* **WHAT TO DO**:
Exactly reproduce each line of the listing that follows.

____________

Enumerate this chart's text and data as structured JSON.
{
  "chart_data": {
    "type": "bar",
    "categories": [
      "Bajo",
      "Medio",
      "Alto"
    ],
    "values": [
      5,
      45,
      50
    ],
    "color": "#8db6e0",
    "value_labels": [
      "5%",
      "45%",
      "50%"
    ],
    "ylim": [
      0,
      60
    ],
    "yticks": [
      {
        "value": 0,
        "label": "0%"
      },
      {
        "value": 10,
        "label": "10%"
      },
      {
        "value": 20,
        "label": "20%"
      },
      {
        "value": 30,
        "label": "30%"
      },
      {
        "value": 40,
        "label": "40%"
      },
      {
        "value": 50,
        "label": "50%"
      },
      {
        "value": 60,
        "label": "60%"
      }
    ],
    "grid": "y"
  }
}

____________

* **ANSWER TO THE TASK**:
Enumerate this chart's text and data as structured JSON.
{
  "chart_data": {
    "type": "bar",
    "categories": [
      "Bajo",
      "Medio",
      "Alto"
    ],
    "values": [
      5,
      45,
      50
    ],
    "color": "#8db6e0",
    "value_labels": [
      "5%",
      "45%",
      "50%"
    ],
    "ylim": [
      0,
      60
    ],
    "yticks": [
      {
        "value": 0,
        "label": "0%"
      },
      {
        "value": 10,
        "label": "10%"
      },
      {
        "value": 20,
        "label": "20%"
      },
      {
        "value": 30,
        "label": "30%"
      },
      {
        "value": 40,
        "label": "40%"
      },
      {
        "value": 50,
        "label": "50%"
      },
      {
        "value": 60,
        "label": "60%"
      }
    ],
    "grid": "y"
  }
}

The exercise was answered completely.